L’affaire du tabac :

 

Le dimanche 2 août 1818, tapis dans la dune, deux hommes aux allures de conspirateurs surveillent les manœuvre d’un sloup qui entre à Pors-Paol. Une heure plus tard le voilier est rejoint par un autre bateau. Nos deux guetteurs s’éclipsent, ils en savent assez. Faisons leur connaissance : l’un se nomme Vital Dupuis, il est propriétaire terrien, l’autre est André Allard, le garde-champêtre. Ils ont eu vent d’un trafic de marchandises prohibées, mais n’ont pas été invités à se joindre aux fraudeurs. Pour se venger, ils vont dénoncer les participants.

• [Consignes]:
a) En une à trois phrases, expliquez pourquoi Vital Dupuis et André Allard décident de dénoncer les participants dans le récit de l'affaire du tabac.
b) Poursuivez, s'il vous plaît, le récit de l'affaire du tabac à partir de sa dernière phrase.
Le matériel qui suit est sans lien avec le récit de l'affaire du tabac.

• [Extraits de données]:
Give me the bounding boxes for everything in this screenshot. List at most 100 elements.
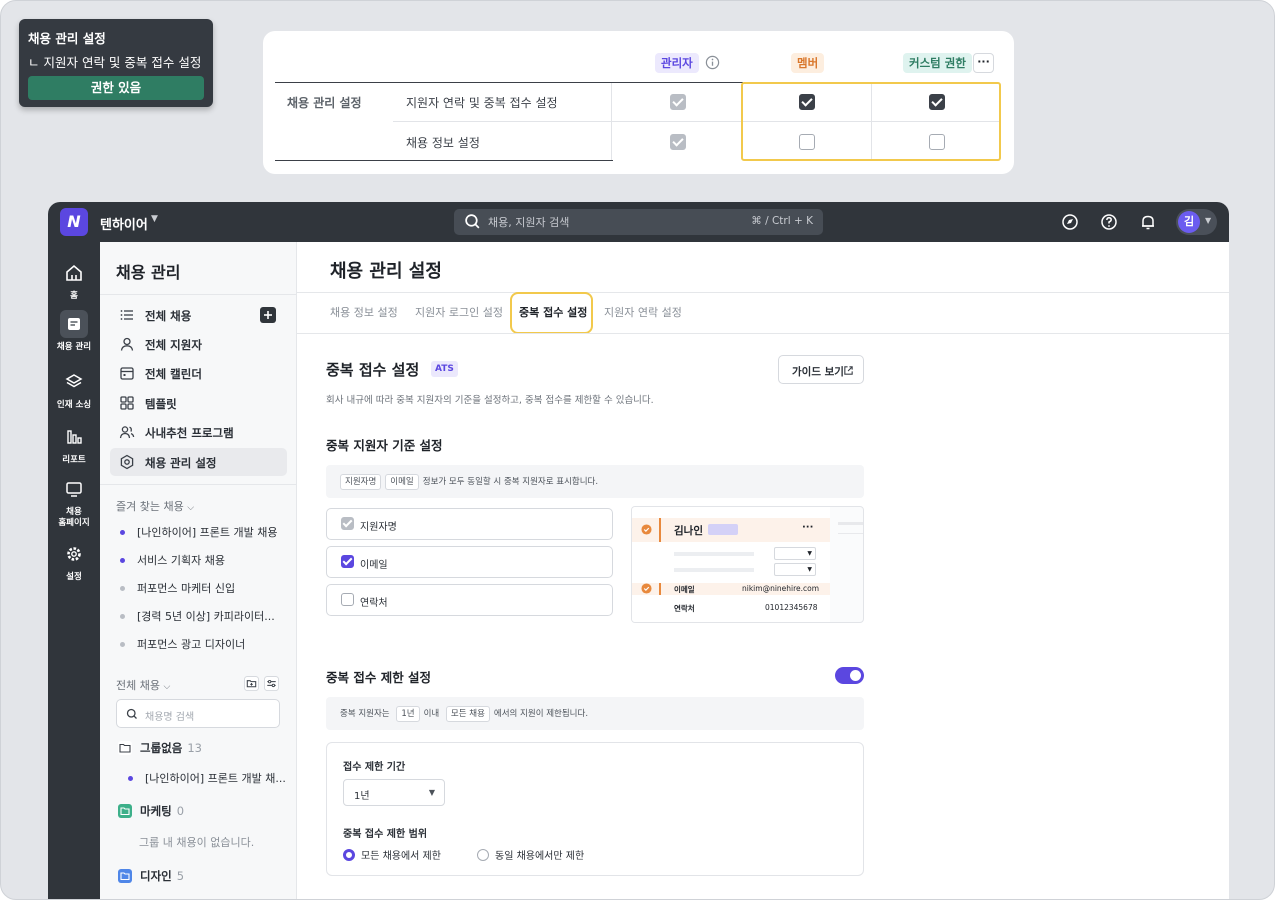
preview-phone: 01012345678 [765,603,818,612]
preview-tag [708,524,738,535]
user-avatar[interactable]: 김 ▼ [1176,209,1217,235]
preview-select: ▼ [774,547,816,560]
option-label: 지원자명 [360,522,397,533]
job-search-input[interactable]: 채용명 검색 [116,699,280,728]
favorites-header[interactable]: 즐겨 찾는 채용 ⌵ [116,498,194,514]
sidebar-item-templates[interactable]: 템플릿 [110,389,287,417]
folder-icon [118,868,132,883]
filter-icon[interactable] [264,676,279,691]
preview-email: nikim@ninehire.com [742,584,820,593]
search-icon [465,214,480,229]
skeleton-line [674,568,754,572]
divider [297,292,1229,293]
favorite-item[interactable]: 퍼포먼스 광고 디자이너 [120,636,245,652]
tooltip-item: ㄴ 지원자 연락 및 중복 접수 설정 [28,55,202,70]
chevron-down-icon[interactable]: ▼ [151,214,158,224]
chevron-down-icon: ▼ [1205,216,1212,225]
chevron-down-icon: ⌵ [187,503,195,513]
add-job-icon[interactable] [260,307,276,323]
sidebar-item-calendar[interactable]: 전체 캘린더 [110,359,287,387]
group-divider [275,160,393,161]
sidebar-item-recruit-settings[interactable]: 채용 관리 설정 [110,448,287,476]
info-icon[interactable] [705,55,720,70]
group-name: 그룹없음 [140,741,183,755]
limit-toggle[interactable] [835,667,864,684]
rail-label: 설정 [66,572,82,582]
rail-label: 채용 관리 [56,342,92,352]
radio-all-jobs[interactable]: 모든 채용에서 제한 [343,847,441,862]
checkbox[interactable] [341,593,354,606]
list-icon [120,310,133,320]
rail-item-home[interactable]: 홈 [48,259,100,302]
row-divider-2 [393,160,613,161]
rail-item-homepage[interactable]: 채용 홈페이지 [48,475,100,529]
rail-label: 채용 홈페이지 [58,507,90,528]
row-label: 채용 정보 설정 [406,136,480,150]
info-text: 정보가 모두 동일할 시 중복 지원자로 표시합니다. [422,477,599,487]
folder-icon [118,803,132,818]
sidebar-divider [100,294,297,295]
option-name[interactable]: 지원자명 [326,508,613,540]
tab-login[interactable]: 지원자 로그인 설정 [415,304,503,320]
skeleton-line [674,552,754,556]
avatar: 김 [1178,211,1200,233]
rail-item-sourcing[interactable]: 인재 소싱 [48,368,100,411]
accent-bar [659,583,661,595]
preview-select: ▼ [774,563,816,576]
radio-label: 모든 채용에서 제한 [361,851,441,862]
help-icon[interactable] [1100,213,1118,231]
app-logo[interactable]: N [60,208,88,236]
bell-icon[interactable] [1139,213,1157,231]
radio-same-job[interactable]: 동일 채용에서만 제한 [477,847,584,862]
highlight-box [741,82,1001,161]
period-select[interactable]: 1년 ▼ [343,779,445,806]
sidebar-item-label: 전체 채용 [145,309,192,323]
group-job-item[interactable]: [나인하이어] 프론트 개발 채... [128,770,286,786]
tab-contact[interactable]: 지원자 연락 설정 [604,304,682,320]
chevron-down-icon: ⌵ [163,682,171,692]
rail-label: 인재 소싱 [56,400,92,410]
tab-job-info[interactable]: 채용 정보 설정 [330,304,398,320]
group-marketing[interactable]: 마케팅 0 [118,803,184,819]
empty-group-text: 그룹 내 채용이 없습니다. [139,836,255,849]
option-label: 이메일 [360,560,388,571]
radio-icon [343,849,355,861]
all-jobs-header[interactable]: 전체 채용 ⌵ [116,677,170,693]
page-title: 채용 관리 설정 [330,261,442,282]
chevron-down-icon: ▼ [428,788,435,797]
sidebar-item-referral[interactable]: 사내추천 프로그램 [110,418,287,446]
new-folder-icon[interactable] [244,676,259,691]
permission-tooltip: 채용 관리 설정 ㄴ 지원자 연락 및 중복 접수 설정 권한 있음 [19,19,213,107]
favorite-item[interactable]: 서비스 기획자 채용 [120,552,225,568]
chat-icon[interactable] [1061,213,1079,231]
sidebar: 채용 관리 전체 채용 전체 지원자 전체 캘린더 템플릿 사내추천 프로그램 … [100,242,297,899]
rail-item-report[interactable]: 리포트 [48,423,100,466]
option-email[interactable]: 이메일 [326,546,613,578]
preview-name: 김나인 [674,525,703,537]
report-icon [67,430,82,444]
sidebar-item-all-applicants[interactable]: 전체 지원자 [110,330,287,358]
header-divider [275,82,743,83]
checkbox[interactable] [341,517,354,530]
group-design[interactable]: 디자인 5 [118,868,184,884]
more-button[interactable]: ··· [973,53,994,73]
sidebar-divider [100,484,297,485]
chip: 이메일 [385,474,419,490]
chip: 지원자명 [340,474,382,490]
favorite-item[interactable]: [경력 5년 이상] 카피라이터... [120,608,275,624]
checkbox[interactable] [341,555,354,568]
favorite-item[interactable]: [나인하이어] 프론트 개발 채용 [120,524,278,540]
chip: 모든 채용 [445,706,490,722]
group-count: 13 [187,741,202,755]
global-search[interactable]: 채용, 지원자 검색 ⌘ / Ctrl + K [454,209,823,235]
rail-item-settings[interactable]: 설정 [48,540,100,583]
section-title: 중복 접수 설정 [326,361,420,379]
workspace-name[interactable]: 텐하이어 [100,214,148,233]
favorite-item[interactable]: 퍼포먼스 마케터 신입 [120,580,235,596]
guide-button[interactable]: 가이드 보기 [778,355,864,384]
scope-label: 중복 접수 제한 범위 [343,829,428,840]
sidebar-item-all-jobs[interactable]: 전체 채용 [110,301,287,329]
group-none[interactable]: 그룹없음 13 [118,740,202,756]
rail-item-recruit[interactable]: 채용 관리 [48,310,100,353]
option-phone[interactable]: 연락처 [326,584,613,616]
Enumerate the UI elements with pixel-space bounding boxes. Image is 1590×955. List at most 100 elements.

• [Réponses rédigées]:
a) Ils avaient eu vent d'un trafic de marchandises prohibées, mais personne ne les avait invités à se joindre aux fraudeurs. C'est pour se venger de cette mise à l'écart qu'ils décident de dénoncer les participants.

b)
La nuit tombée, nos deux hommes sortent de chez Yves Le Noret, cabaretier, et descendent vers le port pour épier la suite des opérations. Par malchance pour eux, ils tombent sur un groupe d’une quinzaine d’hommes qui remontent de la grève des caisses et des ballots vers le magasin de Charles Balanger. Dupuis réussit à s’enfuir, mais Allard démasqué reçoit une sérieuse correction et on lui prend même son fusil. A la première heure le lendemain matin nos deux compères vont expliquer l’affaire au maire et au juge de paix, puis portent plainte. Les autorités acceptent de considérer les coups et blessures, mais ne veulent pas entendre parler de soupçons de fraude, toute l’île s’adonne à la contrebande, il n’est pas nécessaire d’attirer l’attention du continent sur ce sujet.

Dépités ils sortent et c’est l’occasion pour Allard d’être à nouveau rossé, cette fois par le fils Balanger qui l’attendait. C’en est trop pour le garde-champêtre qui se fait conduire en bateau au Conquet puis gagne Brest, et revient dans l’île accompagné du receveur des contributions indirectes et de son adjoint.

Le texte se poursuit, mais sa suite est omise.